##### Passage given

What Is Guidance Scale In AI Art Generation

In the last few days I have become obsessed with the art generated through Artificial Intelligence. I don’t have the knowledge to really understand how these algorithms work, but I really enjoy experimenting with the various options. One of the weirdest concepts, for me, is guidance scale. In this post I will try to understand what it means.

So, as far as I can understand, it is a number that indicates how important the prompt is (i.e. the textual description of the image as a general). The lower the number, the more “creative” the image will be; the higher the number, the more relevant the image will be to the prompt.

Better to give an example. I use this text as a prompt:

ultra-cute Moebius king, a starry background, high quality, 3d render 4k, soft shadow, soft light

And I start with Guidance Scale = 1. The result is this:

I then switch to Guidance Scale = 5

I continue with Guidance Scale = 10

Now it’s Guidance Scale = 15

I end up with Guidance Scale = 20

As you can see, the best results lie somewhere between 5 and 10. Of course, it also depends on the prompt. Sometimes the best result is the result of a low value, other times a high one.

##########
##### Rows

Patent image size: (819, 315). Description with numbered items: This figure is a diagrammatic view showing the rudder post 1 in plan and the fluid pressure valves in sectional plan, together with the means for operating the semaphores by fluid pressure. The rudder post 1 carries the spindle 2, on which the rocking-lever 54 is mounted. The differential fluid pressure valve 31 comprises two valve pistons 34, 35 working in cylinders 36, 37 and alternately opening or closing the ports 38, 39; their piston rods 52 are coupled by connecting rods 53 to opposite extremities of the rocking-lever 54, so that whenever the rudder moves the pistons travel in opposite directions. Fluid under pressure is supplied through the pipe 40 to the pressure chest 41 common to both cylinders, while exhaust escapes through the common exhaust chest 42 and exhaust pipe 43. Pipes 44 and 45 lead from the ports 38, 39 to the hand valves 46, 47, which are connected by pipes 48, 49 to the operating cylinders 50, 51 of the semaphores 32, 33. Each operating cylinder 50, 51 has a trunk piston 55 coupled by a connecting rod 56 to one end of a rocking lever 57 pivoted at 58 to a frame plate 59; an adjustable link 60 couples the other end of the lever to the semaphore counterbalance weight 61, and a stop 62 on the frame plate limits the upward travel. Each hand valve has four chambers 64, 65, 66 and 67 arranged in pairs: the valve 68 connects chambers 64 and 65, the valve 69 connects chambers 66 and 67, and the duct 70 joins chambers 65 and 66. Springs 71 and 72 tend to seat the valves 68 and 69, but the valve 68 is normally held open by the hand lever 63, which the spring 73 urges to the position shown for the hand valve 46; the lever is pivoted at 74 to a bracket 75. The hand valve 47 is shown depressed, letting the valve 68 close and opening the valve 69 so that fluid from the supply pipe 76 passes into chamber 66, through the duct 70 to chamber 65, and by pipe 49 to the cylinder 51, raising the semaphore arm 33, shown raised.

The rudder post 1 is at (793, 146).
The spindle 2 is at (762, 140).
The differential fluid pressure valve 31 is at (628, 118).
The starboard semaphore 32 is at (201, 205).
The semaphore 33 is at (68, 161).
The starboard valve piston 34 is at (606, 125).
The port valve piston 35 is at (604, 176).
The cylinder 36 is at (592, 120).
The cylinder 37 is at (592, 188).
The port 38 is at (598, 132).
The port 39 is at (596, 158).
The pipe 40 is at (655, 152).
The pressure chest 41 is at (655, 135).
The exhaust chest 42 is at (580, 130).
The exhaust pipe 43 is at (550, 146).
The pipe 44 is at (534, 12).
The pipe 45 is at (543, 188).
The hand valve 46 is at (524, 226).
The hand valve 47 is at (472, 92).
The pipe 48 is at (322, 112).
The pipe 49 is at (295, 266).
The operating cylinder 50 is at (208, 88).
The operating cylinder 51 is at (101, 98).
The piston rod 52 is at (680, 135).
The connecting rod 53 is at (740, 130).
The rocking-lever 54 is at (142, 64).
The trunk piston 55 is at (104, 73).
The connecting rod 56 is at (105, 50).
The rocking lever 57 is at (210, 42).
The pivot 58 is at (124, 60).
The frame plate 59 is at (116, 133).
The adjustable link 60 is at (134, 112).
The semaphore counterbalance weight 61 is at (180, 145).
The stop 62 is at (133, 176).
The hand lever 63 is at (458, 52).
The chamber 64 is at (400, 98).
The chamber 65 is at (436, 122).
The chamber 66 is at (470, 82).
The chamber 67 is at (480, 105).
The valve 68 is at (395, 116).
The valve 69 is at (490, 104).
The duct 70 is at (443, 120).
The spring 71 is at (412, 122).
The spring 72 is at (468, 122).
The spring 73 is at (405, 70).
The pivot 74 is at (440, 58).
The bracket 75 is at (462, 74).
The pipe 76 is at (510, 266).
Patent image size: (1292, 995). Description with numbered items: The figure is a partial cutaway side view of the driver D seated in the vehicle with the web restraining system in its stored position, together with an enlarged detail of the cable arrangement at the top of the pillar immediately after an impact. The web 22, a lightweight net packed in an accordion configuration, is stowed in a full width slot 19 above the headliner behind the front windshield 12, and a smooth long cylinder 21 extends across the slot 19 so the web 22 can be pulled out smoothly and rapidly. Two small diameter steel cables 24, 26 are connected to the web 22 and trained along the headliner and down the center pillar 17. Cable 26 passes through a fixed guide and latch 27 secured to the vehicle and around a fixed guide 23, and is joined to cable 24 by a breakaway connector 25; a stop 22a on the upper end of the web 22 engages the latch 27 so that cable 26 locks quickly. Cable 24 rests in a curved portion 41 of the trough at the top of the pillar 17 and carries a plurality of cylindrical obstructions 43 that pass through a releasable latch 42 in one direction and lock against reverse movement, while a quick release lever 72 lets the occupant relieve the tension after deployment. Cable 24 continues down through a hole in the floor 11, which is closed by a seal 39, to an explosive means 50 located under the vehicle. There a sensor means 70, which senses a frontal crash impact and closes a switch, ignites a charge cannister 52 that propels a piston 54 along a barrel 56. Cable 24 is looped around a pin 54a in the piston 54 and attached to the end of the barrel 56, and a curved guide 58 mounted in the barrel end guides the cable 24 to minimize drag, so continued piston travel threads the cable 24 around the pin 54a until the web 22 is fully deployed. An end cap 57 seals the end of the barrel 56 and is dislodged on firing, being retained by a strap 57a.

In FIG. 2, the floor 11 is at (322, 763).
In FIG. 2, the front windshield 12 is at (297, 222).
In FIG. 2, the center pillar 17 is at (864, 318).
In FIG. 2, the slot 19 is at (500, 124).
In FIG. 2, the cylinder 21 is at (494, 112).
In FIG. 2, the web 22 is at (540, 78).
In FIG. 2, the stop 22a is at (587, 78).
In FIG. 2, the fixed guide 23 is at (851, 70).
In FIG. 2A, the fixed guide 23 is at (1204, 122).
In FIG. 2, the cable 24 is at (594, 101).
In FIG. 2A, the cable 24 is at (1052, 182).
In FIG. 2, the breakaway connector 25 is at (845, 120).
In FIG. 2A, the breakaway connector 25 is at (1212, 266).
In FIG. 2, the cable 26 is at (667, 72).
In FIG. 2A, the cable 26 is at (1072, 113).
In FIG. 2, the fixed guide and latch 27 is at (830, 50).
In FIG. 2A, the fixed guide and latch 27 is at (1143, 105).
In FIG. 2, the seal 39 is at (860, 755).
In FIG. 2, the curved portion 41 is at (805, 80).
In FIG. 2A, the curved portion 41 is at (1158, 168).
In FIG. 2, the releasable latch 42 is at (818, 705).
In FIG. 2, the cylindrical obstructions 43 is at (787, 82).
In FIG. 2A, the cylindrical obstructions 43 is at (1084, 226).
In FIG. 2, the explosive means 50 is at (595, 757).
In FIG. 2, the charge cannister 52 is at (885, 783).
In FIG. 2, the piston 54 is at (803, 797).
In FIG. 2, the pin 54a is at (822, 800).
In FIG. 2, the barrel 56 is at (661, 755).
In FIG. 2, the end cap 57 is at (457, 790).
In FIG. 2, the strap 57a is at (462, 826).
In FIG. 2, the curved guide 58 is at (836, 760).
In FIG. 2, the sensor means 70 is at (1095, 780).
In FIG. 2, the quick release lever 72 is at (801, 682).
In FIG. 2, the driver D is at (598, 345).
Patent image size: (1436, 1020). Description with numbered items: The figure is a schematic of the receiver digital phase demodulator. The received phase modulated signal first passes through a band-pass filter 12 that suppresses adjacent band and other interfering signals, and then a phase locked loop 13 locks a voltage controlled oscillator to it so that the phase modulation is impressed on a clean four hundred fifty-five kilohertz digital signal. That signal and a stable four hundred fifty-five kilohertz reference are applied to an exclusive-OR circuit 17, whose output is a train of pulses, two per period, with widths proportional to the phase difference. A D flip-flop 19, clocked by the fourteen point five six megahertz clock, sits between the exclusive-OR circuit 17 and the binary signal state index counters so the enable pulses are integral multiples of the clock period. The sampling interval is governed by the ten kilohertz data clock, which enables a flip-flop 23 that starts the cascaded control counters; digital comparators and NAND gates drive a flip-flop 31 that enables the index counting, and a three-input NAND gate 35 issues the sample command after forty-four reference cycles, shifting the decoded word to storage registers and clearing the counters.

##########

## Set task A
Decide whether each statement agrees with the post on guidance scale, answering yes or no and quoting the exact words of the post that settle it: (i) a lower guidance scale produces a more creative image; (ii) the first example uses a guidance scale of 5; (iii) the best results fall between 10 and 20.
## Set task B
In the records, quote the lines from the line containing "Patent image size: (1292, 995)." up to and including the line containing "In FIG. 2, the floor 11 is at (322, 763).".
The text and the records are unrelated to each other.

## Final result A
(i) Yes: "The lower the number, the more “creative” the image will be"
(ii) No: "And I start with Guidance Scale = 1."
(iii) No: "the best results lie somewhere between 5 and 10."

## Final result B
Patent image size: (1292, 995). Description with numbered items: The figure is a partial cutaway side view of the driver D seated in the vehicle with the web restraining system in its stored position, together with an enlarged detail of the cable arrangement at the top of the pillar immediately after an impact. The web 22, a lightweight net packed in an accordion configuration, is stowed in a full width slot 19 above the headliner behind the front windshield 12, and a smooth long cylinder 21 extends across the slot 19 so the web 22 can be pulled out smoothly and rapidly. Two small diameter steel cables 24, 26 are connected to the web 22 and trained along the headliner and down the center pillar 17. Cable 26 passes through a fixed guide and latch 27 secured to the vehicle and around a fixed guide 23, and is joined to cable 24 by a breakaway connector 25; a stop 22a on the upper end of the web 22 engages the latch 27 so that cable 26 locks quickly. Cable 24 rests in a curved portion 41 of the trough at the top of the pillar 17 and carries a plurality of cylindrical obstructions 43 that pass through a releasable latch 42 in one direction and lock against reverse movement, while a quick release lever 72 lets the occupant relieve the tension after deployment. Cable 24 continues down through a hole in the floor 11, which is closed by a seal 39, to an explosive means 50 located under the vehicle. There a sensor means 70, which senses a frontal crash impact and closes a switch, ignites a charge cannister 52 that propels a piston 54 along a barrel 56. Cable 24 is looped around a pin 54a in the piston 54 and attached to the end of the barrel 56, and a curved guide 58 mounted in the barrel end guides the cable 24 to minimize drag, so continued piston travel threads the cable 24 around the pin 54a until the web 22 is fully deployed. An end cap 57 seals the end of the barrel 56 and is dislodged on firing, being retained by a strap 57a.

In FIG. 2, the floor 11 is at (322, 763).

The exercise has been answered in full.